** Start of PROVIDED PASSAGE **

Kilinoe7
Aloha, first of all, my heart goes out to all you other pet lovers. There’s absolutely nothing like the love for our pets and only we understand it.

Just 3 days ago, my husband and I had to put our baby girl (doggy) Hina to sleep. She was 14 years old. While I’ve been told over and over that that’s old for a dog, I had no expectation for her sudden decline in health. One day her legs just stopped working. Along with that she became unable to use the bathroom.

7 months ago, I gave birth to my first child. My husband and I did our best to continue to love on our dog so that she wouldn’t feel forgotten or left out. From the time I found out I was pregnant, I would tell Hina how much I loved her and I would explain what was about to happen-that she was about to have a brother, but she would always be my first born, etc.

** End of PROVIDED PASSAGE **
** Start of RECORDS TO USE **

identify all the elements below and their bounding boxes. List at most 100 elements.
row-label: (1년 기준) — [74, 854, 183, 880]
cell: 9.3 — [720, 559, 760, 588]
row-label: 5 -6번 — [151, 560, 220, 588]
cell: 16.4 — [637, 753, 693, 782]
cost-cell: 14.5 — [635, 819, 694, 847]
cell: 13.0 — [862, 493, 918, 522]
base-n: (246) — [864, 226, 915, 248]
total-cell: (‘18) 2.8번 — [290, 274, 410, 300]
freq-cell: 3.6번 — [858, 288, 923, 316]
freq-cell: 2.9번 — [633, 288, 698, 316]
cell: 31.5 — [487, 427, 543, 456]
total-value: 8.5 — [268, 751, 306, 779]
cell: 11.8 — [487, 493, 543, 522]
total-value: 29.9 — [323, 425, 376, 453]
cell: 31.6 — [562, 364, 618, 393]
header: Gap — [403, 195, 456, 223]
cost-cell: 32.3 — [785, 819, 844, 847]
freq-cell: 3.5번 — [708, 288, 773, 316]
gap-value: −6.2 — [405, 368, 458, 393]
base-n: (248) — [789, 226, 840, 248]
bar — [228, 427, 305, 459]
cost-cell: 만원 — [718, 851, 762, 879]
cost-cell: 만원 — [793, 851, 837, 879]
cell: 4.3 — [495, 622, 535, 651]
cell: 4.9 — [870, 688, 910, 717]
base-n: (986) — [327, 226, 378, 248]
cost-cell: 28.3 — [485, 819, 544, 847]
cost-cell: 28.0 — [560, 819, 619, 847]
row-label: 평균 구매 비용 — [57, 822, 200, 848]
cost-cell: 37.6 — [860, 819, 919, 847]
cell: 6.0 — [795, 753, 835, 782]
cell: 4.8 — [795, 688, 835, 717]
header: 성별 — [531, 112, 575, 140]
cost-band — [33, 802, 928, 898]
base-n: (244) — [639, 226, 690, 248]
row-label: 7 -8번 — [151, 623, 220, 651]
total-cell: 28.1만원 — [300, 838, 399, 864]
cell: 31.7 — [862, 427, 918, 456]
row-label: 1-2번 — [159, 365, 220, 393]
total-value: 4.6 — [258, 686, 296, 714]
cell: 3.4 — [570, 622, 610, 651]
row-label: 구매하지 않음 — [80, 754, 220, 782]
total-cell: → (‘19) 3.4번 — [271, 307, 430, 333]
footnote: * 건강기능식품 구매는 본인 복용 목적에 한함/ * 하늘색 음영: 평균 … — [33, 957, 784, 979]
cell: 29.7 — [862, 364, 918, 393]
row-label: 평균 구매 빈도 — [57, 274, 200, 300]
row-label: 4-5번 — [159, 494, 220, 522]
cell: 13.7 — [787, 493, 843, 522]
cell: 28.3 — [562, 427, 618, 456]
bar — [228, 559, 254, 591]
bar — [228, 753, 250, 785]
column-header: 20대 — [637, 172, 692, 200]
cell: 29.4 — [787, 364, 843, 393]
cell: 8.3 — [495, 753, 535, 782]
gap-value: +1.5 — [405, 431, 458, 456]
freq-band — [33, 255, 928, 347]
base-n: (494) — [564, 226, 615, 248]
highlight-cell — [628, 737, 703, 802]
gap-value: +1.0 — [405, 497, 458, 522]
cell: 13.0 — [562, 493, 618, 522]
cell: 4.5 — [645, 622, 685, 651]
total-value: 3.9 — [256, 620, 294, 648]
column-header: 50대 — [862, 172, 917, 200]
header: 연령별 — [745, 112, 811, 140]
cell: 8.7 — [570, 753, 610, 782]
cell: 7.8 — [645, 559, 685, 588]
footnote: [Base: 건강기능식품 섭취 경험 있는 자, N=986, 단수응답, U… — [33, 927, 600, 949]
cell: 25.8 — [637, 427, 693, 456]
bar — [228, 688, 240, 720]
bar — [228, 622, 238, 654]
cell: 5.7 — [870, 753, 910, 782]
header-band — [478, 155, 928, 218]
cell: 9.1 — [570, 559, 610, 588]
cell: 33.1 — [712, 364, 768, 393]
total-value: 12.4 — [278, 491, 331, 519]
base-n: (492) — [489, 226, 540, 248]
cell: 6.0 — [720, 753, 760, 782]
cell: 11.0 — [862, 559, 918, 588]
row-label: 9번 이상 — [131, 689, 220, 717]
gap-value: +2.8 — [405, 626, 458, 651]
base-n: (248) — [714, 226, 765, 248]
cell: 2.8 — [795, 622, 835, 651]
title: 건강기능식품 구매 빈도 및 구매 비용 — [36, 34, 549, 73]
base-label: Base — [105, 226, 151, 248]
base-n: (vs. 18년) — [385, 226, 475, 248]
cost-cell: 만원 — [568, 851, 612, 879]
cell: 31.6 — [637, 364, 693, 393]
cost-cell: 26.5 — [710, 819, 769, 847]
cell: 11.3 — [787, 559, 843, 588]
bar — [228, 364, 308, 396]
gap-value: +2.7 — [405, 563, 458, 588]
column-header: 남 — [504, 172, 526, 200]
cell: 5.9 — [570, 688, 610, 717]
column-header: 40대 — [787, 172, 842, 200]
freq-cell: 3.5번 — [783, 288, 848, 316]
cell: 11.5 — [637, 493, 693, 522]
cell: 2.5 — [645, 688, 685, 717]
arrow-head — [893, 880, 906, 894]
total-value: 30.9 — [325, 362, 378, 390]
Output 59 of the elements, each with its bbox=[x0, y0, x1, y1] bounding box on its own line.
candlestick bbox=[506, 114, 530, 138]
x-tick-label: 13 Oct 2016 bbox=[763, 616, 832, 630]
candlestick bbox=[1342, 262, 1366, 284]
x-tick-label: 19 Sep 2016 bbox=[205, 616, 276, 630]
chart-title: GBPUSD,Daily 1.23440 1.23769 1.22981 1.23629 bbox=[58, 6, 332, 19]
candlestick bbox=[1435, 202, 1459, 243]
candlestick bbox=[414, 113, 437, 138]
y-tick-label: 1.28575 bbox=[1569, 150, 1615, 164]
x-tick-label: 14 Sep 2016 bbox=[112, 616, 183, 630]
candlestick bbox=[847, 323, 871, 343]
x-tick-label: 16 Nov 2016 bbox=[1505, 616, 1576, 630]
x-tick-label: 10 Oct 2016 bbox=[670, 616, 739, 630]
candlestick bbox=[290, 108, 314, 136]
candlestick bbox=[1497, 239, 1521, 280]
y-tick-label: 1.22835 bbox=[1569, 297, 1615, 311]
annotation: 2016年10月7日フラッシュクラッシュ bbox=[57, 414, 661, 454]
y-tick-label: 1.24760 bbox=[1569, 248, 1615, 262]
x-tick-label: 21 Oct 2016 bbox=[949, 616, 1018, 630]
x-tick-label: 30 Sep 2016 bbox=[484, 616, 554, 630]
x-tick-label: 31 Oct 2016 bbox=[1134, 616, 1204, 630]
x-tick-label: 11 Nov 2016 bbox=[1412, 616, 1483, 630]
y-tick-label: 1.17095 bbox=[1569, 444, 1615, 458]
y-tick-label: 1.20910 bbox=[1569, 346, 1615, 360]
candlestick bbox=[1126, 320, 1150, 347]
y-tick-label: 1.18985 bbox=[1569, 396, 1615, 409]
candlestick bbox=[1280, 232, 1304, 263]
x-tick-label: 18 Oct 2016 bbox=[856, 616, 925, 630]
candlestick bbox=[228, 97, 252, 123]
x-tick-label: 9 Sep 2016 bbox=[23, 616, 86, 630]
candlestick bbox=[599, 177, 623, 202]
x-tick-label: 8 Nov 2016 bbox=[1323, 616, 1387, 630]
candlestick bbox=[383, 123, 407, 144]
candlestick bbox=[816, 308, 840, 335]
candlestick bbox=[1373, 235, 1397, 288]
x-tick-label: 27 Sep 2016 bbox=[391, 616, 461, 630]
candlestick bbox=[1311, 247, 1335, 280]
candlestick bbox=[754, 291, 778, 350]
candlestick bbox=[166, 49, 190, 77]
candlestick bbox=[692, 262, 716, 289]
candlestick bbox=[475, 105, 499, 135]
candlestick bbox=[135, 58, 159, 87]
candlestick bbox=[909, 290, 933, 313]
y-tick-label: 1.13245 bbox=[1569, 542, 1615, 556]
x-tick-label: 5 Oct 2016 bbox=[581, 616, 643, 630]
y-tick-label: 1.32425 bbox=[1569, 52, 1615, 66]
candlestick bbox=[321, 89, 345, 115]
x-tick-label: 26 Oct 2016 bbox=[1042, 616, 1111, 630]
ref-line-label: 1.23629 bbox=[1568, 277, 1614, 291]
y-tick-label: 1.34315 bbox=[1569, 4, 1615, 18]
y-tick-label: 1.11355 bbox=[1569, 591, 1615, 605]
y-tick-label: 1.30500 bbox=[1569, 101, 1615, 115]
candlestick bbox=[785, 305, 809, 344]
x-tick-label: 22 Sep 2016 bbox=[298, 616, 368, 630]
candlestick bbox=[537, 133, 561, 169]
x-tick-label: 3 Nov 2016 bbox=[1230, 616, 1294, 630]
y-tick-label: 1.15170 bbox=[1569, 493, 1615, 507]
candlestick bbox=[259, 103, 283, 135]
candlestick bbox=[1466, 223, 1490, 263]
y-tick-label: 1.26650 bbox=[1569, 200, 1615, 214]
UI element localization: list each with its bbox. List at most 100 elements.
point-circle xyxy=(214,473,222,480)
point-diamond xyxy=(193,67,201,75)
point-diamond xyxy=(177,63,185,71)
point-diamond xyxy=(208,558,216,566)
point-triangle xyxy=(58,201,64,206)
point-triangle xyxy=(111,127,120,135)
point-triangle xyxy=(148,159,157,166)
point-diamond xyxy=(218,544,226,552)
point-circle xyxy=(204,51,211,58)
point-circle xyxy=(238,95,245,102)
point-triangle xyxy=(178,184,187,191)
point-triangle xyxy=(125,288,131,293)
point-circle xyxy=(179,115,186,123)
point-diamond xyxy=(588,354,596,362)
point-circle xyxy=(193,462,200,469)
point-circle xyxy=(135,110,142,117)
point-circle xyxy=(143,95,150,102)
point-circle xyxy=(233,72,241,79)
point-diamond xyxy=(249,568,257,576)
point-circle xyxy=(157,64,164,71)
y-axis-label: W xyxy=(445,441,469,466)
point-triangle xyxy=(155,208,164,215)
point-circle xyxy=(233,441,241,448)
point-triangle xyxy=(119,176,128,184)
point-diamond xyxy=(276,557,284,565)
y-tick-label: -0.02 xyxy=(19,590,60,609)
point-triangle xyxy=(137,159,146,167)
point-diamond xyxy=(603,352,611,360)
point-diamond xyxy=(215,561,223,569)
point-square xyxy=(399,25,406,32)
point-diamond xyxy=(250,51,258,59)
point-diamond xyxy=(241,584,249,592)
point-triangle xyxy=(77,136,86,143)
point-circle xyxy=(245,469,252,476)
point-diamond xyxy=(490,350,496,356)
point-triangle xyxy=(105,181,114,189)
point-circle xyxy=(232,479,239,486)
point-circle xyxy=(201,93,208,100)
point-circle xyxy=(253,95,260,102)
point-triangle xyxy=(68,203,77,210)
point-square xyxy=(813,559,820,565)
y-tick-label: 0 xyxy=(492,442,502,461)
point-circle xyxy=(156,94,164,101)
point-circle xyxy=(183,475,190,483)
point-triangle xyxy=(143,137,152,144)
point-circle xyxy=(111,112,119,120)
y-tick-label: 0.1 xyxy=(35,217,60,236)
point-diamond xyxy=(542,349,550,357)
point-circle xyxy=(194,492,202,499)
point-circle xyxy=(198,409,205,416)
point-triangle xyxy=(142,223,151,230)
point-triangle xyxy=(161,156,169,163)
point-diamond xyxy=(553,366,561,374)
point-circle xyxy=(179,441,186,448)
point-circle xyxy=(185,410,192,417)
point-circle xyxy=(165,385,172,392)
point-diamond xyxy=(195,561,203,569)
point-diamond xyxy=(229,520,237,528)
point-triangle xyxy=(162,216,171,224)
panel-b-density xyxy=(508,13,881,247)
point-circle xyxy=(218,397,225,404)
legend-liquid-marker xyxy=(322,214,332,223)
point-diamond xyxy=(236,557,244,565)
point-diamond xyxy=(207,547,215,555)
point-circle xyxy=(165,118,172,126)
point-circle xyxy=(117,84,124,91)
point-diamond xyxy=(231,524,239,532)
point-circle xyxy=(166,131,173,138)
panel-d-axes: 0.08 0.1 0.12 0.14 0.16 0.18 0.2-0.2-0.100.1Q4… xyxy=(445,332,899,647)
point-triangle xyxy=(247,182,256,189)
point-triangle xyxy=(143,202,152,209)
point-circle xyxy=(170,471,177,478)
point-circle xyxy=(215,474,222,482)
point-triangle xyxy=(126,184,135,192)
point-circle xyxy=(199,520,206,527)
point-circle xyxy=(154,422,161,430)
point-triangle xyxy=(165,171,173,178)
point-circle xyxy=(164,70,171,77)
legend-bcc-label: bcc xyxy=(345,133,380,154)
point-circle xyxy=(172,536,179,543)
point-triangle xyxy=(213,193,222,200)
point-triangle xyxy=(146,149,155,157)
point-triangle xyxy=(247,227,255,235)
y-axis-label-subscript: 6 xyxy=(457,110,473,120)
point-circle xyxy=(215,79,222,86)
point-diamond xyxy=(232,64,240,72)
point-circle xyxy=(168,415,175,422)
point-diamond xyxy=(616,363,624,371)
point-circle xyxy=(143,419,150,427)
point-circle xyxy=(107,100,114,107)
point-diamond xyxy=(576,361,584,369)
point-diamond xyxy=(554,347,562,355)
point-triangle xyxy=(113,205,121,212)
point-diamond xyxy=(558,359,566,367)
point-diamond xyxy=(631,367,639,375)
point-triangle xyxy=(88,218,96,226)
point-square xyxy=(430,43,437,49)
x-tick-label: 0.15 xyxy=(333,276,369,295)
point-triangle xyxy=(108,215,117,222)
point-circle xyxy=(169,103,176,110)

** End of RECORDS TO USE **

§ GOALS:
a – In the records, change "cost-cell" to "price-cell" in every line from the first one through the line containing "cell: 3.4 — [570, 622, 610, 651]", both included, and give those lines again with nothing else altered.
b – Go on with the post about losing the dog Hina, starting after its last sentence.

§ WRITTEN ANSWERS:
a –
identify all the elements below and their bounding boxes. List at most 100 elements.
row-label: (1년 기준) — [74, 854, 183, 880]
cell: 9.3 — [720, 559, 760, 588]
row-label: 5 -6번 — [151, 560, 220, 588]
cell: 16.4 — [637, 753, 693, 782]
price-cell: 14.5 — [635, 819, 694, 847]
cell: 13.0 — [862, 493, 918, 522]
base-n: (246) — [864, 226, 915, 248]
total-cell: (‘18) 2.8번 — [290, 274, 410, 300]
freq-cell: 3.6번 — [858, 288, 923, 316]
freq-cell: 2.9번 — [633, 288, 698, 316]
cell: 31.5 — [487, 427, 543, 456]
total-value: 8.5 — [268, 751, 306, 779]
cell: 11.8 — [487, 493, 543, 522]
total-value: 29.9 — [323, 425, 376, 453]
cell: 31.6 — [562, 364, 618, 393]
header: Gap — [403, 195, 456, 223]
price-cell: 32.3 — [785, 819, 844, 847]
freq-cell: 3.5번 — [708, 288, 773, 316]
gap-value: −6.2 — [405, 368, 458, 393]
base-n: (248) — [789, 226, 840, 248]
bar — [228, 427, 305, 459]
price-cell: 만원 — [718, 851, 762, 879]
price-cell: 만원 — [793, 851, 837, 879]
cell: 4.3 — [495, 622, 535, 651]
cell: 4.9 — [870, 688, 910, 717]
base-n: (986) — [327, 226, 378, 248]
price-cell: 28.3 — [485, 819, 544, 847]
price-cell: 28.0 — [560, 819, 619, 847]
row-label: 평균 구매 비용 — [57, 822, 200, 848]
price-cell: 37.6 — [860, 819, 919, 847]
cell: 6.0 — [795, 753, 835, 782]
cell: 4.8 — [795, 688, 835, 717]
header: 성별 — [531, 112, 575, 140]
cost-band — [33, 802, 928, 898]
base-n: (244) — [639, 226, 690, 248]
row-label: 7 -8번 — [151, 623, 220, 651]
total-cell: 28.1만원 — [300, 838, 399, 864]
cell: 31.7 — [862, 427, 918, 456]
row-label: 1-2번 — [159, 365, 220, 393]
total-value: 4.6 — [258, 686, 296, 714]
cell: 3.4 — [570, 622, 610, 651]

b –
She got very weird after my son’s birth. There wasn’t a close loving relationship like I had hoped for. I could tell she was protective of him, but I feel like it was after his birth that she suddenly just started to get really old. She wasn’t the same dog she had been all the years before.

It was hard to show her love and make sure she was included becaus she excluded herself. She didn’t like for us to pet her anymore. She would often lay very far away. She became skiddish. Sometimes she’d kiss my son’s and be curious of him and she’d let us pet her, etc but those times werent often. But we continued to do what we could with her in whatever way that she would let us.

A few months before her passing, she began losing a lot of weight. Her hair started to get wiry and stopped growing back in some places. She seemed to slow down a lot more. But still, I just thought she was aging. I still didn’t see that as the end approaching. And then that was it. Her legs gave out and we had to decide whether to keep her alive for our own comfort or let her go.

I can’t shake the feeling that she left us because I couldn’t manage to love her the same. I became short tempered with her during the months after my son’s birth. I was often tired and already pushed to my limits with the strains of raising a child, and then her new strange stand offish habits just added to it. I spoke angrily to her more often than I’d like to admit. I would still try to show her love all the time but she just wouldn’t have it.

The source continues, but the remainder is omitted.